### Exercise prompt
Pull out every line of text from each item below, word for word. Leave out the pictures.

### Task data
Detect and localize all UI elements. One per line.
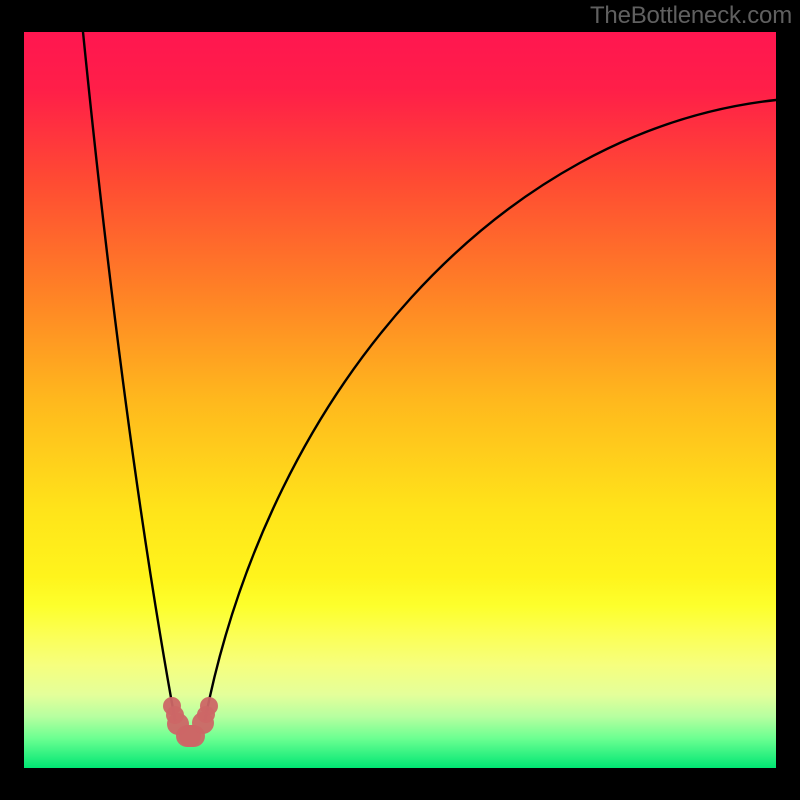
plot-area	[24, 32, 776, 768]
watermark-text: TheBottleneck.com	[590, 2, 792, 30]
chart-container: TheBottleneck.com	[0, 0, 800, 800]
bottleneck-chart-svg	[0, 0, 800, 800]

### Exercise answer
Detect and localize all UI elements. One per line.
plot-area	[24, 32, 776, 768]
watermark-text: TheBottleneck.com	[590, 2, 792, 30]
chart-container: TheBottleneck.com	[0, 0, 800, 800]
bottleneck-chart-svg	[0, 0, 800, 800]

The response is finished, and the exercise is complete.